(Records excerpted from a collection)
══════════

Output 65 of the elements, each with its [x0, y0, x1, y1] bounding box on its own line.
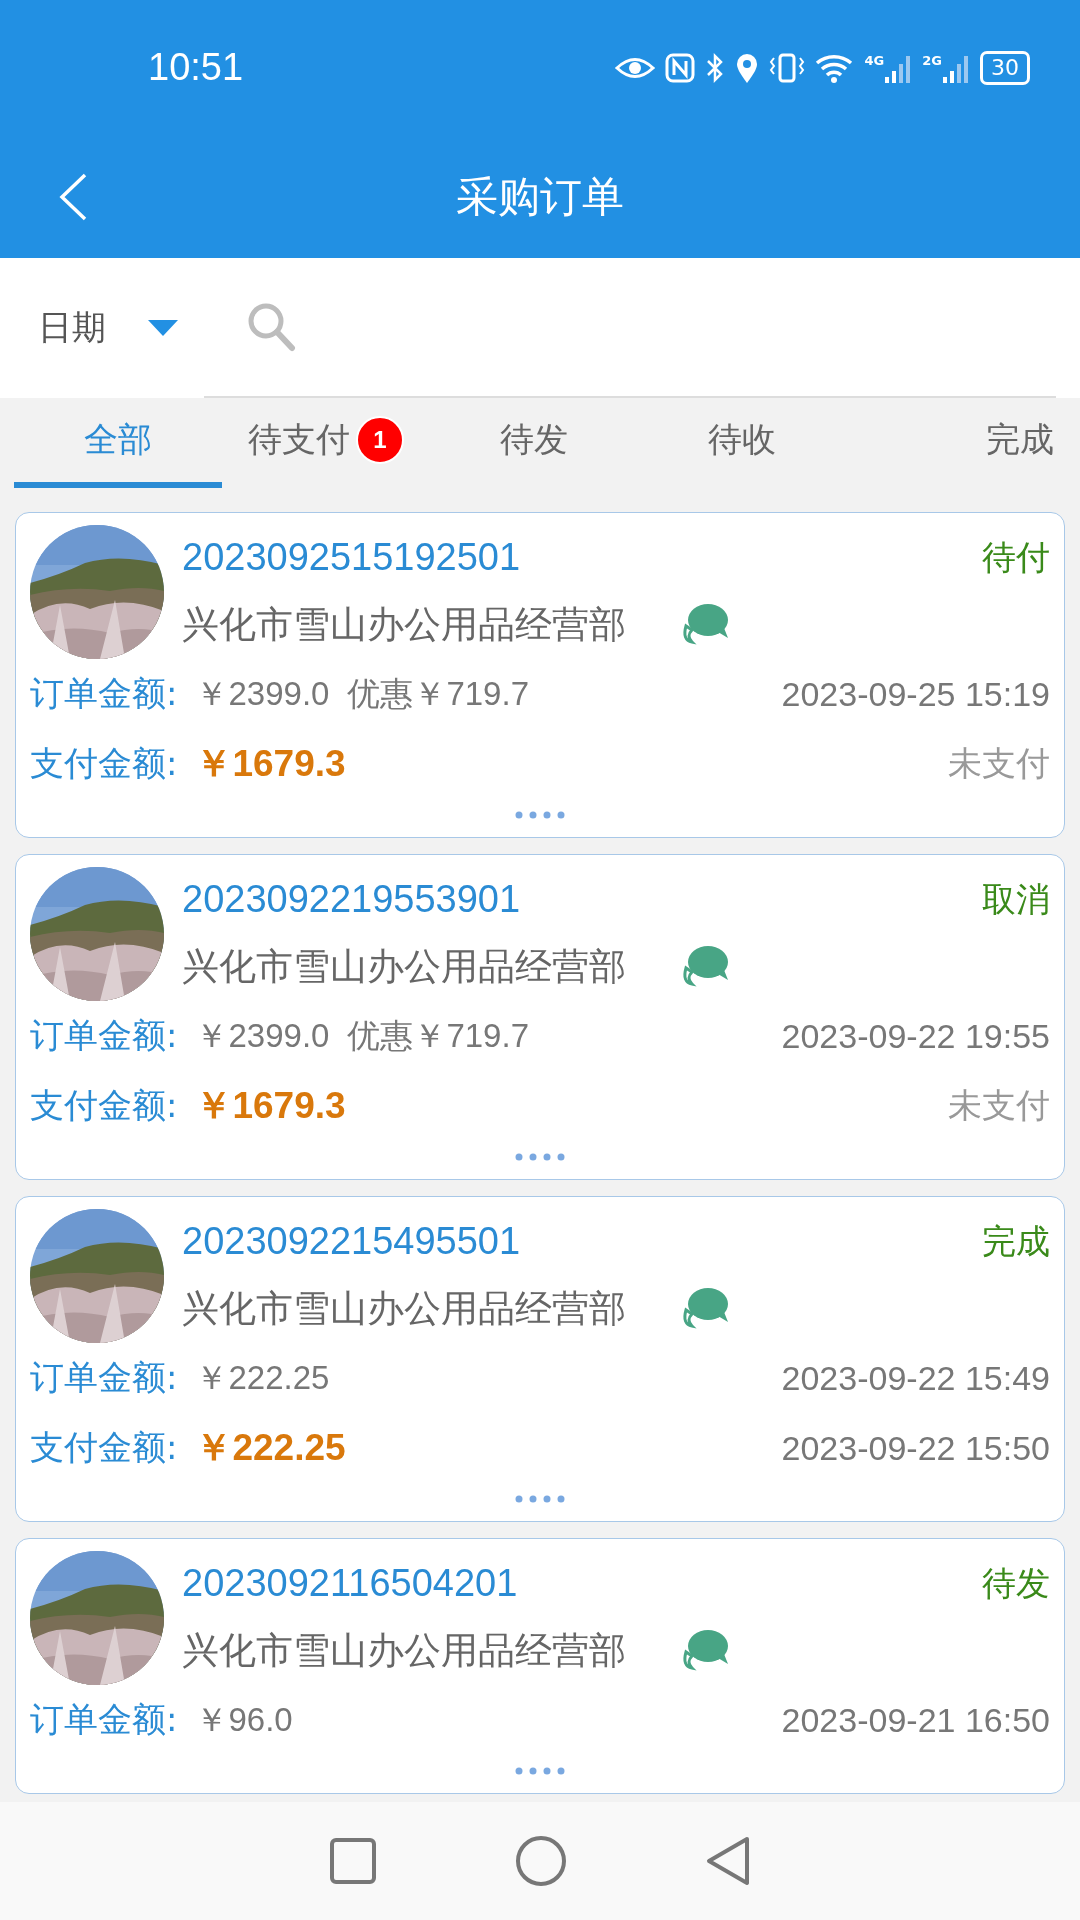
filter-tab[interactable]: 待支付 1 [222, 398, 430, 488]
filter-tab[interactable]: 待发 [430, 398, 638, 488]
shop-name: 兴化市雪山办公用品经营部 [182, 1627, 626, 1674]
pay-amount: ￥222.25 [195, 1426, 346, 1470]
pay-amount: ￥1679.3 [195, 1084, 346, 1128]
shop-name: 兴化市雪山办公用品经营部 [182, 601, 626, 648]
count-badge: 1 [356, 416, 404, 464]
order-card[interactable]: 2023092219553901 取消 兴化市雪山办公用品经营部 订单金额: ￥2399.0 优惠￥719.7 2023-09-22 19:55 支付金额: ￥1679.3 未支付 [15, 854, 1065, 1180]
order-amount: ￥96.0 [195, 1699, 293, 1740]
order-amount: ￥2399.0 [195, 673, 330, 714]
order-number: 2023092515192501 [182, 536, 521, 579]
order-status: 待付 [982, 535, 1050, 579]
order-number: 2023092215495501 [182, 1220, 521, 1263]
discount-amount: 优惠￥719.7 [347, 673, 529, 714]
shop-name: 兴化市雪山办公用品经营部 [182, 943, 626, 990]
back-icon[interactable] [58, 172, 88, 221]
pay-amount-label: 支付金额: [30, 1084, 178, 1127]
payment-status: 未支付 [948, 1085, 1050, 1126]
payment-status: 未支付 [948, 743, 1050, 784]
more-dots-icon[interactable] [515, 811, 565, 819]
pay-amount: ￥1679.3 [195, 742, 346, 786]
search-icon [246, 301, 296, 353]
pay-amount-label: 支付金额: [30, 1426, 178, 1469]
home-icon[interactable] [515, 1835, 567, 1887]
order-card[interactable]: 2023092215495501 完成 兴化市雪山办公用品经营部 订单金额: ￥222.25 2023-09-22 15:49 支付金额: ￥222.25 2023-09-22 15:50 [15, 1196, 1065, 1522]
order-card[interactable]: 2023092515192501 待付 兴化市雪山办公用品经营部 订单金额: ￥2399.0 优惠￥719.7 2023-09-25 15:19 支付金额: ￥1679.3 未支付 [15, 512, 1065, 838]
location-icon [734, 51, 759, 84]
filter-tab[interactable]: 全部 [14, 398, 222, 488]
recents-icon[interactable] [329, 1837, 377, 1885]
back-icon[interactable] [705, 1835, 751, 1887]
caret-icon [148, 320, 178, 336]
pay-amount-label: 支付金额: [30, 742, 178, 785]
bluetooth-icon [704, 51, 725, 84]
more-dots-icon[interactable] [515, 1153, 565, 1161]
filter-tab[interactable]: 待收 [638, 398, 846, 488]
battery-indicator: 30 [980, 50, 1030, 85]
date-dropdown[interactable]: 日期 [0, 305, 204, 351]
status-time: 10:51 [148, 46, 244, 89]
discount-amount: 优惠￥719.7 [347, 1015, 529, 1056]
order-status: 完成 [982, 1219, 1050, 1263]
filter-tab[interactable]: 完成 [846, 398, 1066, 488]
order-time: 2023-09-21 16:50 [781, 1700, 1050, 1740]
order-amount: ￥2399.0 [195, 1015, 330, 1056]
vibrate-icon [768, 51, 805, 84]
more-dots-icon[interactable] [515, 1767, 565, 1775]
order-number: 2023092116504201 [182, 1562, 518, 1605]
order-number: 2023092219553901 [182, 878, 521, 921]
page-title: 采购订单 [455, 170, 625, 223]
order-amount-label: 订单金额: [30, 672, 178, 715]
order-status: 取消 [982, 877, 1050, 921]
order-amount-label: 订单金额: [30, 1014, 178, 1057]
more-dots-icon[interactable] [515, 1495, 565, 1503]
network-type: 4G [864, 52, 885, 68]
order-card[interactable]: 2023092116504201 待发 兴化市雪山办公用品经营部 订单金额: ￥96.0 2023-09-21 16:50 [15, 1538, 1065, 1794]
order-time: 2023-09-25 15:19 [781, 674, 1050, 714]
shop-name: 兴化市雪山办公用品经营部 [182, 1285, 626, 1332]
nfc-icon [664, 52, 695, 83]
order-amount: ￥222.25 [195, 1357, 330, 1398]
order-amount-label: 订单金额: [30, 1356, 178, 1399]
order-time: 2023-09-22 19:55 [781, 1016, 1050, 1056]
order-time: 2023-09-22 15:49 [781, 1358, 1050, 1398]
order-status: 待发 [982, 1561, 1050, 1605]
pay-time: 2023-09-22 15:50 [781, 1428, 1050, 1468]
order-amount-label: 订单金额: [30, 1698, 178, 1741]
network-type: 2G [922, 52, 942, 68]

══════════

> WRITTEN INSTRUCTION: Copy out every line above word for word, leaving out the pictures.

> RESULT FOR THIS TASK:
Output 65 of the elements, each with its [x0, y0, x1, y1] bounding box on its own line.
filter-tab[interactable]: 待支付 1 [222, 398, 430, 488]
filter-tab[interactable]: 待发 [430, 398, 638, 488]
shop-name: 兴化市雪山办公用品经营部 [182, 1627, 626, 1674]
pay-amount: ￥222.25 [195, 1426, 346, 1470]
pay-amount: ￥1679.3 [195, 1084, 346, 1128]
shop-name: 兴化市雪山办公用品经营部 [182, 601, 626, 648]
count-badge: 1 [356, 416, 404, 464]
order-card[interactable]: 2023092219553901 取消 兴化市雪山办公用品经营部 订单金额: ￥2399.0 优惠￥719.7 2023-09-22 19:55 支付金额: ￥1679.3 未支付 [15, 854, 1065, 1180]
order-amount: ￥96.0 [195, 1699, 293, 1740]
order-amount: ￥2399.0 [195, 673, 330, 714]
order-number: 2023092515192501 [182, 536, 521, 579]
order-status: 待付 [982, 535, 1050, 579]
order-number: 2023092215495501 [182, 1220, 521, 1263]
discount-amount: 优惠￥719.7 [347, 673, 529, 714]
shop-name: 兴化市雪山办公用品经营部 [182, 943, 626, 990]
back-icon[interactable] [58, 172, 88, 221]
pay-amount-label: 支付金额: [30, 1084, 178, 1127]
payment-status: 未支付 [948, 1085, 1050, 1126]
payment-status: 未支付 [948, 743, 1050, 784]
more-dots-icon[interactable] [515, 811, 565, 819]
pay-amount: ￥1679.3 [195, 742, 346, 786]
search-icon [246, 301, 296, 353]
pay-amount-label: 支付金额: [30, 1426, 178, 1469]
home-icon[interactable] [515, 1835, 567, 1887]
order-card[interactable]: 2023092215495501 完成 兴化市雪山办公用品经营部 订单金额: ￥222.25 2023-09-22 15:49 支付金额: ￥222.25 2023-09-22 15:50 [15, 1196, 1065, 1522]
order-card[interactable]: 2023092515192501 待付 兴化市雪山办公用品经营部 订单金额: ￥2399.0 优惠￥719.7 2023-09-25 15:19 支付金额: ￥1679.3 未支付 [15, 512, 1065, 838]
location-icon [734, 51, 759, 84]
filter-tab[interactable]: 全部 [14, 398, 222, 488]
recents-icon[interactable] [329, 1837, 377, 1885]
back-icon[interactable] [705, 1835, 751, 1887]
caret-icon [148, 320, 178, 336]
pay-amount-label: 支付金额: [30, 742, 178, 785]
bluetooth-icon [704, 51, 725, 84]
more-dots-icon[interactable] [515, 1153, 565, 1161]
filter-tab[interactable]: 待收 [638, 398, 846, 488]
battery-indicator: 30 [980, 50, 1030, 85]
date-dropdown[interactable]: 日期 [0, 305, 204, 351]
status-time: 10:51 [148, 46, 244, 89]
discount-amount: 优惠￥719.7 [347, 1015, 529, 1056]
order-status: 完成 [982, 1219, 1050, 1263]
filter-tab[interactable]: 完成 [846, 398, 1066, 488]
order-time: 2023-09-21 16:50 [781, 1700, 1050, 1740]
order-amount: ￥2399.0 [195, 1015, 330, 1056]
vibrate-icon [768, 51, 805, 84]
more-dots-icon[interactable] [515, 1767, 565, 1775]
order-number: 2023092116504201 [182, 1562, 518, 1605]
order-number: 2023092219553901 [182, 878, 521, 921]
page-title: 采购订单 [455, 170, 625, 223]
order-amount-label: 订单金额: [30, 672, 178, 715]
order-status: 取消 [982, 877, 1050, 921]
order-amount-label: 订单金额: [30, 1014, 178, 1057]
more-dots-icon[interactable] [515, 1495, 565, 1503]
network-type: 4G [864, 52, 885, 68]
order-card[interactable]: 2023092116504201 待发 兴化市雪山办公用品经营部 订单金额: ￥96.0 2023-09-21 16:50 [15, 1538, 1065, 1794]
order-time: 2023-09-25 15:19 [781, 674, 1050, 714]
shop-name: 兴化市雪山办公用品经营部 [182, 1285, 626, 1332]
nfc-icon [664, 52, 695, 83]
order-amount: ￥222.25 [195, 1357, 330, 1398]
order-amount-label: 订单金额: [30, 1356, 178, 1399]
order-time: 2023-09-22 19:55 [781, 1016, 1050, 1056]
order-time: 2023-09-22 15:49 [781, 1358, 1050, 1398]
order-status: 待发 [982, 1561, 1050, 1605]
pay-time: 2023-09-22 15:50 [781, 1428, 1050, 1468]
order-amount-label: 订单金额: [30, 1698, 178, 1741]
network-type: 2G [922, 52, 942, 68]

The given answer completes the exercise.